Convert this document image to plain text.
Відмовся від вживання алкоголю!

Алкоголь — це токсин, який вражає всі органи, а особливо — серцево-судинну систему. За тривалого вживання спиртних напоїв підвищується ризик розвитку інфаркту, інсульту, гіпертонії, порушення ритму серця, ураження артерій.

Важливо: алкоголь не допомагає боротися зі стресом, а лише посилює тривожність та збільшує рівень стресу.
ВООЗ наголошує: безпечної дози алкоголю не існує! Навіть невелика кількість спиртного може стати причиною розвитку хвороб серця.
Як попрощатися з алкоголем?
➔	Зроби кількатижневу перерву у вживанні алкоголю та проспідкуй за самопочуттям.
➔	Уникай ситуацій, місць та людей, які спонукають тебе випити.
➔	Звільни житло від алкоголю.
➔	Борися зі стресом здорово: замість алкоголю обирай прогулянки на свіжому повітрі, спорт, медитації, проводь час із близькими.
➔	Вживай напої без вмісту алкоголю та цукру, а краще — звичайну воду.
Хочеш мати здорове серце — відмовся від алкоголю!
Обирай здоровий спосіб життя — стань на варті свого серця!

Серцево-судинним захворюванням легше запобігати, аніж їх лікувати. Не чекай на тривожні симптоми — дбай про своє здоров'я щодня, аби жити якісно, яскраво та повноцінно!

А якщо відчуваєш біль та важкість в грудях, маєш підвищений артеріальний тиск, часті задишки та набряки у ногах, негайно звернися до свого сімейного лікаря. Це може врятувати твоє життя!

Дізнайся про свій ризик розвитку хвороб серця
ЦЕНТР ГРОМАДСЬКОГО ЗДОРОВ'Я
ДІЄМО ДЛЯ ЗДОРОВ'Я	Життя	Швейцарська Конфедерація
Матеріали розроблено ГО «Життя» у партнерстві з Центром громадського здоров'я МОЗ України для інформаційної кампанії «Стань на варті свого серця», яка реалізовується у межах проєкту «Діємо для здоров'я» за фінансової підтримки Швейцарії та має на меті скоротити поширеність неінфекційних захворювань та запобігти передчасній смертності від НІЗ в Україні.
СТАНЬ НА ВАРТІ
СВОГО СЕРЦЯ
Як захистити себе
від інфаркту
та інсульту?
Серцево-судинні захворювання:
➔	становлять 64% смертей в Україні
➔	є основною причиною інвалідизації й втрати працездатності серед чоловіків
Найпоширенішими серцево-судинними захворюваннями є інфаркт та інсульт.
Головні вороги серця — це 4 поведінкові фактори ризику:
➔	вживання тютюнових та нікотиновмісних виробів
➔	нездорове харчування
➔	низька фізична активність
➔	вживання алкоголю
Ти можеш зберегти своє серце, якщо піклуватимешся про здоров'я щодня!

####################

## Your task
Your task is to repeat the data exactly, with nothing left out.

## Written solution
Convert this document image to plain text.
Відмовся від вживання алкоголю!

Алкоголь — це токсин, який вражає всі органи, а особливо — серцево-судинну систему. За тривалого вживання спиртних напоїв підвищується ризик розвитку інфаркту, інсульту, гіпертонії, порушення ритму серця, ураження артерій.

Важливо: алкоголь не допомагає боротися зі стресом, а лише посилює тривожність та збільшує рівень стресу.
ВООЗ наголошує: безпечної дози алкоголю не існує! Навіть невелика кількість спиртного може стати причиною розвитку хвороб серця.
Як попрощатися з алкоголем?
➔	Зроби кількатижневу перерву у вживанні алкоголю та проспідкуй за самопочуттям.
➔	Уникай ситуацій, місць та людей, які спонукають тебе випити.
➔	Звільни житло від алкоголю.
➔	Борися зі стресом здорово: замість алкоголю обирай прогулянки на свіжому повітрі, спорт, медитації, проводь час із близькими.
➔	Вживай напої без вмісту алкоголю та цукру, а краще — звичайну воду.
Хочеш мати здорове серце — відмовся від алкоголю!
Обирай здоровий спосіб життя — стань на варті свого серця!

Серцево-судинним захворюванням легше запобігати, аніж їх лікувати. Не чекай на тривожні симптоми — дбай про своє здоров'я щодня, аби жити якісно, яскраво та повноцінно!

А якщо відчуваєш біль та важкість в грудях, маєш підвищений артеріальний тиск, часті задишки та набряки у ногах, негайно звернися до свого сімейного лікаря. Це може врятувати твоє життя!

Дізнайся про свій ризик розвитку хвороб серця
ЦЕНТР ГРОМАДСЬКОГО ЗДОРОВ'Я
ДІЄМО ДЛЯ ЗДОРОВ'Я	Життя	Швейцарська Конфедерація
Матеріали розроблено ГО «Життя» у партнерстві з Центром громадського здоров'я МОЗ України для інформаційної кампанії «Стань на варті свого серця», яка реалізовується у межах проєкту «Діємо для здоров'я» за фінансової підтримки Швейцарії та має на меті скоротити поширеність неінфекційних захворювань та запобігти передчасній смертності від НІЗ в Україні.
СТАНЬ НА ВАРТІ
СВОГО СЕРЦЯ
Як захистити себе
від інфаркту
та інсульту?
Серцево-судинні захворювання:
➔	становлять 64% смертей в Україні
➔	є основною причиною інвалідизації й втрати працездатності серед чоловіків
Найпоширенішими серцево-судинними захворюваннями є інфаркт та інсульт.
Головні вороги серця — це 4 поведінкові фактори ризику:
➔	вживання тютюнових та нікотиновмісних виробів
➔	нездорове харчування
➔	низька фізична активність
➔	вживання алкоголю
Ти можеш зберегти своє серце, якщо піклуватимешся про здоров'я щодня!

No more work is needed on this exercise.